**Problem**
Gather all lines in the entries below that include the word "unrest".

**Information given**
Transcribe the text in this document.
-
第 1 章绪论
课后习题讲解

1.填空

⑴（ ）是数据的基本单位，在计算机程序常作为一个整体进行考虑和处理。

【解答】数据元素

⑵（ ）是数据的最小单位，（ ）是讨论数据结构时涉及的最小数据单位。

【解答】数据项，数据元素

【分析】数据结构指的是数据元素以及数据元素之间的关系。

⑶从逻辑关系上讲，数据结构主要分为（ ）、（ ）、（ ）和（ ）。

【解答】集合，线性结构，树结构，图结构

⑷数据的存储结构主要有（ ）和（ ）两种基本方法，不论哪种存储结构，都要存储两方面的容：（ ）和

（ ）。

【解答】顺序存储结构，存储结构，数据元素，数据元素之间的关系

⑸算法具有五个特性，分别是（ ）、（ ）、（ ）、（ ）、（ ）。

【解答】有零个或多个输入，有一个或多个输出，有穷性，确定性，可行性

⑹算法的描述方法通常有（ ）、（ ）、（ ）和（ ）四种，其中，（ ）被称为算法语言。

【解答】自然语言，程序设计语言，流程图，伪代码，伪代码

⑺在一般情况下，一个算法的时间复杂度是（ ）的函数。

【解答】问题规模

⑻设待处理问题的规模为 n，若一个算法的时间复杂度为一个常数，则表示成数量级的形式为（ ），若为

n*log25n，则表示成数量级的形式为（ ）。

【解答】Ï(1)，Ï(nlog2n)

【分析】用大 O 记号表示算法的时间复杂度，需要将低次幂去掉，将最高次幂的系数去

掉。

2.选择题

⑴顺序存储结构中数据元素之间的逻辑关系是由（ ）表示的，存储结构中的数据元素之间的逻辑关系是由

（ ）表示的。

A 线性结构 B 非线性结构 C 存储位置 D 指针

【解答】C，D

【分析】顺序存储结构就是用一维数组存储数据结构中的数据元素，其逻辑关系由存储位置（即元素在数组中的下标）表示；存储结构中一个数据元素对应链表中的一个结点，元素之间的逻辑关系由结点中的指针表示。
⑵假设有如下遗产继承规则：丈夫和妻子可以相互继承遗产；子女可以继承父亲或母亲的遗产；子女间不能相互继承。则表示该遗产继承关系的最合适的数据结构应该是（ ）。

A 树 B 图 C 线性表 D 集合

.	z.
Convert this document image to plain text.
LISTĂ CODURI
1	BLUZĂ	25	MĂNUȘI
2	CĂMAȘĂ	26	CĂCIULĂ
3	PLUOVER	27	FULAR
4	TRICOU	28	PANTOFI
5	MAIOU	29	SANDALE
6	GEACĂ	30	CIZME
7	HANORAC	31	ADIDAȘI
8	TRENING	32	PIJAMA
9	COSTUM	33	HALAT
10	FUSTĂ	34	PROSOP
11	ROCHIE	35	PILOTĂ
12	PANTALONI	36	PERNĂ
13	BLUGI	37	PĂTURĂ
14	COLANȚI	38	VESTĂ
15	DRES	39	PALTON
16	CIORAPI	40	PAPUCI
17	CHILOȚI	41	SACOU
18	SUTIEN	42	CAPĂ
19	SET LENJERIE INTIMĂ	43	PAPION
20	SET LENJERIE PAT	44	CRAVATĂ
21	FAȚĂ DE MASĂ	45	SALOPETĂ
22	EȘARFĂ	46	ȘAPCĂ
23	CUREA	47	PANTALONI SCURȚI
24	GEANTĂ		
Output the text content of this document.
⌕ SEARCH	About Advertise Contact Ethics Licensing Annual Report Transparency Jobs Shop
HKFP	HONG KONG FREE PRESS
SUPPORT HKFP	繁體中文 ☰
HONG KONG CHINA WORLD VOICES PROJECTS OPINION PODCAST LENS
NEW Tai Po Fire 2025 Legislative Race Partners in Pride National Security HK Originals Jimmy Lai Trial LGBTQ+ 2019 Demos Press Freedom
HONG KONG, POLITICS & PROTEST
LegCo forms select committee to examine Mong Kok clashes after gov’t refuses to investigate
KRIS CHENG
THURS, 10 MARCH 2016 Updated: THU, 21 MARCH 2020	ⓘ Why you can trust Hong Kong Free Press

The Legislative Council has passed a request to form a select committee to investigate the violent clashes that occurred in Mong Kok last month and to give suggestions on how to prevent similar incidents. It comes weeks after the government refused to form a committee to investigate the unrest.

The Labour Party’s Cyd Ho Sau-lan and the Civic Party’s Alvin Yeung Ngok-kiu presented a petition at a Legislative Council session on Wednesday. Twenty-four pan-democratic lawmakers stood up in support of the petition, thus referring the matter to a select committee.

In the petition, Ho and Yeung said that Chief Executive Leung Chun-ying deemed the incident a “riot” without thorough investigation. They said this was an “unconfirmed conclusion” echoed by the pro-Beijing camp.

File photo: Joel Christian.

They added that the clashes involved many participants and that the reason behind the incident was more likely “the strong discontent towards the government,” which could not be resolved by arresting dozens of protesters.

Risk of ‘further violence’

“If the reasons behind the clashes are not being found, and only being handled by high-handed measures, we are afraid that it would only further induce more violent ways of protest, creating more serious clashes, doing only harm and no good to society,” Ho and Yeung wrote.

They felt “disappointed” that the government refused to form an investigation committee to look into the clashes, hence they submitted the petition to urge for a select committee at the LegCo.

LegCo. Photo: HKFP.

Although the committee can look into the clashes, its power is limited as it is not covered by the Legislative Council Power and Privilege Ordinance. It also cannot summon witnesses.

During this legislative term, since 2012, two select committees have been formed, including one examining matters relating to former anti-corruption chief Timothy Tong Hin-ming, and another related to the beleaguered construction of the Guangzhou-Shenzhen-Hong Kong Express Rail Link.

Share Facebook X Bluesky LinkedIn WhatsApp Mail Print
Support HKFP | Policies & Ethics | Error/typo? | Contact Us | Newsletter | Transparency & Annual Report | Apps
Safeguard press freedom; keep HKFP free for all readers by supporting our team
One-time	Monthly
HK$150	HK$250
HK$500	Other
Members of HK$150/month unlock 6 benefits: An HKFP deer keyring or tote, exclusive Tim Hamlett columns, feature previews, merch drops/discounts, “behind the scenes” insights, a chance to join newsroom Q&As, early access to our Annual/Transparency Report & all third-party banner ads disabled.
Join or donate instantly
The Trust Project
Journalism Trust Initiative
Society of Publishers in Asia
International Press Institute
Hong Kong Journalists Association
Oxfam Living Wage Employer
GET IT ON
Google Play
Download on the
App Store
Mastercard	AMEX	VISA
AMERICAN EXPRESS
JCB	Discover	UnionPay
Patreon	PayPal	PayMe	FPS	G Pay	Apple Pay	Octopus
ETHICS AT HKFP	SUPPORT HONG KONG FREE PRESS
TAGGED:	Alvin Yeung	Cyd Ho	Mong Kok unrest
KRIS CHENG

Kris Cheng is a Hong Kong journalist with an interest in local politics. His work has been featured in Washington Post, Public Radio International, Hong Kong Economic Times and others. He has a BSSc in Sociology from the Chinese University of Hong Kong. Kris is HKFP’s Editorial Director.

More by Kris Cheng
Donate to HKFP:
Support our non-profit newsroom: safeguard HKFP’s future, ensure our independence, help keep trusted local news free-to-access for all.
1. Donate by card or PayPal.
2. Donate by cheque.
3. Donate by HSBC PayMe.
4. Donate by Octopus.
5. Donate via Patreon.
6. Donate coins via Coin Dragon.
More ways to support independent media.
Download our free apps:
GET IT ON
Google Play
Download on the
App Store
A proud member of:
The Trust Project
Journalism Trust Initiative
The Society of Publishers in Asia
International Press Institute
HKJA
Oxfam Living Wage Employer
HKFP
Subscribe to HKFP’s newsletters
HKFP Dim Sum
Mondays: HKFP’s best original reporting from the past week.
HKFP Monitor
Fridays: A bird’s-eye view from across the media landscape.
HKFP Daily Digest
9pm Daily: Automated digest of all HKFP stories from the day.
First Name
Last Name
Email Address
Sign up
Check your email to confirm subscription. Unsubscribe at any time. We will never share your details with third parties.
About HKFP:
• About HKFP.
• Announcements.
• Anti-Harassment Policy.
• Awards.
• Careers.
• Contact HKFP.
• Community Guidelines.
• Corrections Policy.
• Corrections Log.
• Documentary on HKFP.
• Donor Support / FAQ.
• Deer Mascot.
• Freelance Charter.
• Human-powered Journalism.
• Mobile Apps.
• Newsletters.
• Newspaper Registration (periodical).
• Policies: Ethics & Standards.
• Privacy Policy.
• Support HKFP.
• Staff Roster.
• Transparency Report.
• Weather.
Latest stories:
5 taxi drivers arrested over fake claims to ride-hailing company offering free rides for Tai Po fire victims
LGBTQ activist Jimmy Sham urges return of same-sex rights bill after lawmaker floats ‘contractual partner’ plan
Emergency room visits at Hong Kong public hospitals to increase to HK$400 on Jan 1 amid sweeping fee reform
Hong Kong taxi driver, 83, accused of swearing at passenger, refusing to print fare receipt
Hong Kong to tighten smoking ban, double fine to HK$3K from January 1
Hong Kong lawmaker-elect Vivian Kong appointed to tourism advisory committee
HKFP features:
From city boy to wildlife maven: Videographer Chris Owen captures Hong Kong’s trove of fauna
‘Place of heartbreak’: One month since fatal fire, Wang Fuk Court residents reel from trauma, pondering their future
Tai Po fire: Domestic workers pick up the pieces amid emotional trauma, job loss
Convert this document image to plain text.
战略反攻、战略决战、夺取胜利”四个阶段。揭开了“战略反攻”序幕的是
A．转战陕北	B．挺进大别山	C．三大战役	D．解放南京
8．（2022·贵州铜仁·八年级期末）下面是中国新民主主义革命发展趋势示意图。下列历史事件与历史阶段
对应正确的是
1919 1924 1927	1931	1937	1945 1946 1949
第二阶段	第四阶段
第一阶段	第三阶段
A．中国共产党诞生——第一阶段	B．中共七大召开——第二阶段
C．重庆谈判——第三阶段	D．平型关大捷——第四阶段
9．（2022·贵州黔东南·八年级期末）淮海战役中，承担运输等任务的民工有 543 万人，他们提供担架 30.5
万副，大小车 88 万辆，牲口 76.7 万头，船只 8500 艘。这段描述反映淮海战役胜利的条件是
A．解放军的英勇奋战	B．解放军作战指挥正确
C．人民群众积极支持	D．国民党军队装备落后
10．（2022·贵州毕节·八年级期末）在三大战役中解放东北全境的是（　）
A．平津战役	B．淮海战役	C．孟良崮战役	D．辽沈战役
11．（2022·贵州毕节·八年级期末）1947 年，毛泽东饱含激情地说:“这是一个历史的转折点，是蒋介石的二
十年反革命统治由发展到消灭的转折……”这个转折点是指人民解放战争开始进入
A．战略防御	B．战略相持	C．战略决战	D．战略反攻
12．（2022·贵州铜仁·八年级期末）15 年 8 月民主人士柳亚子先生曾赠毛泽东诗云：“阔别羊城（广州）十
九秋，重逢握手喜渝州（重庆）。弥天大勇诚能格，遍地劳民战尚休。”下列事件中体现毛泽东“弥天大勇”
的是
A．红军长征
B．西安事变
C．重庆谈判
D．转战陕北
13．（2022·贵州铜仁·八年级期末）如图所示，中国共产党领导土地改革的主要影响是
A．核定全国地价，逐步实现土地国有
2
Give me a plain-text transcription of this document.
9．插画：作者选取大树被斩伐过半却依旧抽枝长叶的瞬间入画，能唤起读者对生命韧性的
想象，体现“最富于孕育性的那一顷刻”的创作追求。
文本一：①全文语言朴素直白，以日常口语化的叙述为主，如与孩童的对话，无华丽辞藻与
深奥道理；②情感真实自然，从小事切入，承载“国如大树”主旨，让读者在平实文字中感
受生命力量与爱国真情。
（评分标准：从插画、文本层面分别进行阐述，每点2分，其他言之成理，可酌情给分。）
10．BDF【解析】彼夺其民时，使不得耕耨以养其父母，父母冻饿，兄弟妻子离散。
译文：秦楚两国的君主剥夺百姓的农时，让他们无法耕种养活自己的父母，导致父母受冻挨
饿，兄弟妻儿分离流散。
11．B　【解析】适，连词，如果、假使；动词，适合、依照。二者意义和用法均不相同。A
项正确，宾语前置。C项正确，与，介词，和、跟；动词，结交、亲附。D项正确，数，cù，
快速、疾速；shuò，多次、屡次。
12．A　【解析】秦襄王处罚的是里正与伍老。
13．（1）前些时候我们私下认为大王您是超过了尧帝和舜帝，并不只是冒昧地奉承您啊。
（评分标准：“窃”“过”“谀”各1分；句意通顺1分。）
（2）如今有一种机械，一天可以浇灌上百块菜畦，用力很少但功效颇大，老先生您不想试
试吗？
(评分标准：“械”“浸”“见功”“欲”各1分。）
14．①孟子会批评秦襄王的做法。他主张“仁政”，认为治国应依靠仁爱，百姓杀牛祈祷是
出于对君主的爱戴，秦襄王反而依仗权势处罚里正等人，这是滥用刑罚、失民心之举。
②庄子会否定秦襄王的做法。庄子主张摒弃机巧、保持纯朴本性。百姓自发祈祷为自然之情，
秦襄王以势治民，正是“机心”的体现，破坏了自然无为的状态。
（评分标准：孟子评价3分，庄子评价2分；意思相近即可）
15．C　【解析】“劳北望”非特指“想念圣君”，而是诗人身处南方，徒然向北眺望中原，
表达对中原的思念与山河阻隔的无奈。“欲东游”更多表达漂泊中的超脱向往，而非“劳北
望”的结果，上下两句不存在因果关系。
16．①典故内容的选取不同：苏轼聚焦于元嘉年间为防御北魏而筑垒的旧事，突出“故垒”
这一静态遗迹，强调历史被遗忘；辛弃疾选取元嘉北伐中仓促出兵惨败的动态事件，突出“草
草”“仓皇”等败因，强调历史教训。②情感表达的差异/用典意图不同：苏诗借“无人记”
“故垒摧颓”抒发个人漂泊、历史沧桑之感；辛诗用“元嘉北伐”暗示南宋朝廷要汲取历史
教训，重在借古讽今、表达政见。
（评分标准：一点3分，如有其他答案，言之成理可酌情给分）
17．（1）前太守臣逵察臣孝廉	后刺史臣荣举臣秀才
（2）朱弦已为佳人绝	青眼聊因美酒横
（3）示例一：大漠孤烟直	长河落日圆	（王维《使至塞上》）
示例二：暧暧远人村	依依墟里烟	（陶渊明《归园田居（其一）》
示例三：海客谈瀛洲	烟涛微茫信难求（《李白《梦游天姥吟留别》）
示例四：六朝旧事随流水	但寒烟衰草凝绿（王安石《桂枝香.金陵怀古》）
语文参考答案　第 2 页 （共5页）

**Problem solution**
The Legislative Council has passed a request to form a select committee to investigate the violent clashes that occurred in Mong Kok last month and to give suggestions on how to prevent similar incidents. It comes weeks after the government refused to form a committee to investigate the unrest.
TAGGED:	Alvin Yeung	Cyd Ho	Mong Kok unrest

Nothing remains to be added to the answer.